• **AIM OF THE EXERCISE**
Report every line in the listing that contains the string "headline".

■ ■ ■ ■ ■ ■ ■

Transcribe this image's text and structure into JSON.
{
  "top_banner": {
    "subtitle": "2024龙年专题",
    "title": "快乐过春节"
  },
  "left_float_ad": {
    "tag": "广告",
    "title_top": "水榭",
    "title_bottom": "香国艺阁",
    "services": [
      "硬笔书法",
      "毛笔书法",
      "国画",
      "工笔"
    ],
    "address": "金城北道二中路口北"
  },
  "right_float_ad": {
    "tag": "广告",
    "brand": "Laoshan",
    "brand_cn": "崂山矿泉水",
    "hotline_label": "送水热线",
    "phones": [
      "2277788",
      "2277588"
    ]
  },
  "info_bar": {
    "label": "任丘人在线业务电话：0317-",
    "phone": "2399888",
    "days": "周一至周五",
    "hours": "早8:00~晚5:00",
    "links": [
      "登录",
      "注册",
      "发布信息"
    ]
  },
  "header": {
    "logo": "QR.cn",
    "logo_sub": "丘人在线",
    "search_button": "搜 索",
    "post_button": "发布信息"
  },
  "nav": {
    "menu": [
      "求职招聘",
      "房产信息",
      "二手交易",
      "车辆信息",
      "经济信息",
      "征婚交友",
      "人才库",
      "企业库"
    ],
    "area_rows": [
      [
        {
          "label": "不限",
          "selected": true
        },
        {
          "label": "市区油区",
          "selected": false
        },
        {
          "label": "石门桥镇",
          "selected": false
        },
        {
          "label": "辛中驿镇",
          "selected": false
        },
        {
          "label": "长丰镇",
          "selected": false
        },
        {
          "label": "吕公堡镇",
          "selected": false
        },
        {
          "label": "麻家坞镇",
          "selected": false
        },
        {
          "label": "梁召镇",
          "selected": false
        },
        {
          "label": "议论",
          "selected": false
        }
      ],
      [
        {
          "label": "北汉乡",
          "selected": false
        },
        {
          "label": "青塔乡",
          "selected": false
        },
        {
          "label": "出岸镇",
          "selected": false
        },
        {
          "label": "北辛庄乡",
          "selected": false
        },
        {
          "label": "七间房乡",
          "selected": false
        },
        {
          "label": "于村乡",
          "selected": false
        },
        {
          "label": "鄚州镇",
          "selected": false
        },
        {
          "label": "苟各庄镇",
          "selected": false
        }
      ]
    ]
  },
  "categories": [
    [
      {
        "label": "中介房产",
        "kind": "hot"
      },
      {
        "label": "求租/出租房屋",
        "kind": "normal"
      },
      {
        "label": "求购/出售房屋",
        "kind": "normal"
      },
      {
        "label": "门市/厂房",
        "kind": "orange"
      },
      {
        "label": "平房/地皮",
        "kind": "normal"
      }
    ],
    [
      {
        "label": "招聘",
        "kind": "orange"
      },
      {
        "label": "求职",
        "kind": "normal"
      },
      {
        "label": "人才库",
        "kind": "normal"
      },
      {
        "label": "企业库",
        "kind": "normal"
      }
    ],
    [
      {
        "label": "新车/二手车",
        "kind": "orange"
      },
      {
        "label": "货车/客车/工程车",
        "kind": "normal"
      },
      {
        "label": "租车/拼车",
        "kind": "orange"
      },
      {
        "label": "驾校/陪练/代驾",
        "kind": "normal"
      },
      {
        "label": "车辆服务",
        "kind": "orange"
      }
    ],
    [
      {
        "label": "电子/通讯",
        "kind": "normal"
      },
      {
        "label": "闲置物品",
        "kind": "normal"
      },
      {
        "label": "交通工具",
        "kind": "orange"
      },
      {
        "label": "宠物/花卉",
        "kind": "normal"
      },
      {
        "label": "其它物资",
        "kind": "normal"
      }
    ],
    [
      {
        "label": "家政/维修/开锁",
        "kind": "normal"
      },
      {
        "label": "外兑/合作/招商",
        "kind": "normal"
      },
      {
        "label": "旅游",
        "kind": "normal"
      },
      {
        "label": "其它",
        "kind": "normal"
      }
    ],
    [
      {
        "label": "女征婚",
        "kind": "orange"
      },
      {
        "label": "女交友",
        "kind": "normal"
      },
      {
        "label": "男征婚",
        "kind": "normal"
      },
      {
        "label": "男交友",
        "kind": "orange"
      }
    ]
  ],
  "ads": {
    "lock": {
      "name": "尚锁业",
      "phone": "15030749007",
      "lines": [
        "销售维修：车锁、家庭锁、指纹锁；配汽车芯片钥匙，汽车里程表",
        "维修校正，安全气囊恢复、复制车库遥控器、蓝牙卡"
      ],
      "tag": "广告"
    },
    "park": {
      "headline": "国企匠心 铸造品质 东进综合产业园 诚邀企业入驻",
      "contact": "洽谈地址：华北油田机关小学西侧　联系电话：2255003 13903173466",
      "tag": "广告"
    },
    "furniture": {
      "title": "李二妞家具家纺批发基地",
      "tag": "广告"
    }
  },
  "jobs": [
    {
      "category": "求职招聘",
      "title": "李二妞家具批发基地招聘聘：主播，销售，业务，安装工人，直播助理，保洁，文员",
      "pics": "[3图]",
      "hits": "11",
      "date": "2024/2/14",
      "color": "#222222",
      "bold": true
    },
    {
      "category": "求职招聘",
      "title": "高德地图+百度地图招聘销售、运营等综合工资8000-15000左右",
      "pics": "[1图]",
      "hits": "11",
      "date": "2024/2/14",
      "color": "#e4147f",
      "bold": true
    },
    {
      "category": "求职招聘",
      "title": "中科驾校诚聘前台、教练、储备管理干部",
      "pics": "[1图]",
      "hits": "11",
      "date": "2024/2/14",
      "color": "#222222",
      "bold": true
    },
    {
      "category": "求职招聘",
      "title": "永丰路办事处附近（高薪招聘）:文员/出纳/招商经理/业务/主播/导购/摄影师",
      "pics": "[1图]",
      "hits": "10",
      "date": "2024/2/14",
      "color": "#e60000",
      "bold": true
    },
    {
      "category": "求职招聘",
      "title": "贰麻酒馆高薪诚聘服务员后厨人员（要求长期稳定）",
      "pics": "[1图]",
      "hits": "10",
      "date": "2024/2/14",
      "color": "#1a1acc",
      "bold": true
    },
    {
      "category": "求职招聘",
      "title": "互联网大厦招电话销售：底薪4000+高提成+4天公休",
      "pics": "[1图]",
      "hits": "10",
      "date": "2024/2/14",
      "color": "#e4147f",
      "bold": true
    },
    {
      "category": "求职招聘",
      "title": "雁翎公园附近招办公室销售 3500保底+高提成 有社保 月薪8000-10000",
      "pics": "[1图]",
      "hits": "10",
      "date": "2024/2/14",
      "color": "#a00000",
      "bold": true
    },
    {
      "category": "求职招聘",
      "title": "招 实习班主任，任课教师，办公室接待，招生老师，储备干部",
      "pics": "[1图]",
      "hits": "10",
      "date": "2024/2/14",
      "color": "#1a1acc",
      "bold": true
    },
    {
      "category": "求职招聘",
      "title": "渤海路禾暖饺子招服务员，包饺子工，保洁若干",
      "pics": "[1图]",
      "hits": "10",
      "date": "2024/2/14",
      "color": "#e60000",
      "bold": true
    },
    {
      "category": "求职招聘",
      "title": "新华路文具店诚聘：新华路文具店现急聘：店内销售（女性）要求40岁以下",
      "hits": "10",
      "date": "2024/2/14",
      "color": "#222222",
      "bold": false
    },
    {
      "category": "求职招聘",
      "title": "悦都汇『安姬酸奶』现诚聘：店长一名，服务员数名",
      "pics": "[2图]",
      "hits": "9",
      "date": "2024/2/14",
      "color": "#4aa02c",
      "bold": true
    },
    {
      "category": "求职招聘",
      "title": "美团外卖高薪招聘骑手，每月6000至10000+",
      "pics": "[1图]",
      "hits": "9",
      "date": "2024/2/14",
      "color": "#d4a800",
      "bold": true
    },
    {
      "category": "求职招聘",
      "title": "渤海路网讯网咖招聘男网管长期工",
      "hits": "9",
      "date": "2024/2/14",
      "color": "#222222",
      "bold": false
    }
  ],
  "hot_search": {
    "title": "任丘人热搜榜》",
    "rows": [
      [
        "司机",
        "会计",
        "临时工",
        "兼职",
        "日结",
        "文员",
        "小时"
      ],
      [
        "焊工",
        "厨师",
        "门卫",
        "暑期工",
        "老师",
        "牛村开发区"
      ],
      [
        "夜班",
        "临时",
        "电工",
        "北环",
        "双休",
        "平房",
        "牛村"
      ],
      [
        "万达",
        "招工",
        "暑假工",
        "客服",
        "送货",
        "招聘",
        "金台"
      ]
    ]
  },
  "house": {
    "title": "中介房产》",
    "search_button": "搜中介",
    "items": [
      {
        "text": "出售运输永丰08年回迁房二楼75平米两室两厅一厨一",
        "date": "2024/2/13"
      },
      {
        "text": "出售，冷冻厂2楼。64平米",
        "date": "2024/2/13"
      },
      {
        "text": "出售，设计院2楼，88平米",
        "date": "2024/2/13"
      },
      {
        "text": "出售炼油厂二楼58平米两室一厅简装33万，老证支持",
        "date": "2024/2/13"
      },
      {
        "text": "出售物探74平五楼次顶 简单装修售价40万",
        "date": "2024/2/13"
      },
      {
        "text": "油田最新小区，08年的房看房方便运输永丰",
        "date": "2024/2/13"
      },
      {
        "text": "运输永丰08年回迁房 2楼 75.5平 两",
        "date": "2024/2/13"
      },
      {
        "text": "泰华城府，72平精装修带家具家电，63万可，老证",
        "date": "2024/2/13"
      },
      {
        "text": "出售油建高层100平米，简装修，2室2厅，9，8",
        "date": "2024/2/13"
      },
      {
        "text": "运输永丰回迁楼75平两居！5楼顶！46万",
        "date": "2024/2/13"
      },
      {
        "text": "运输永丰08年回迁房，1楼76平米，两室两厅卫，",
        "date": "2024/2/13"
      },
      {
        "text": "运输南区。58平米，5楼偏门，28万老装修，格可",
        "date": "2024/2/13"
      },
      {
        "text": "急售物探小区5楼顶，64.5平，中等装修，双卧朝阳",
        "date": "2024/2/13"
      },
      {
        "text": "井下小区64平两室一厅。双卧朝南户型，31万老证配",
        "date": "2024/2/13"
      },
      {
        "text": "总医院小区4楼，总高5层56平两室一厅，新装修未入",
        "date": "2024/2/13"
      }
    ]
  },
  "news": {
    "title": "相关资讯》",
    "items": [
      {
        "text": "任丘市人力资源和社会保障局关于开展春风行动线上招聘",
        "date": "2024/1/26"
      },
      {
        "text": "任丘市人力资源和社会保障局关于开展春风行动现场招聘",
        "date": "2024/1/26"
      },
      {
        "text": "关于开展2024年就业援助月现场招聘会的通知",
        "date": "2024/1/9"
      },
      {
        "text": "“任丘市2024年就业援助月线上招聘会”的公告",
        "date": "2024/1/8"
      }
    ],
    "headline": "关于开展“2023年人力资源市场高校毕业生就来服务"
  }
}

■ ■ ■ ■ ■ ■ ■

• **RESULT OF THIS EXERCISE**
      "headline": "国企匠心 铸造品质 东进综合产业园 诚邀企业入驻",
    "headline": "关于开展“2023年人力资源市场高校毕业生就来服务"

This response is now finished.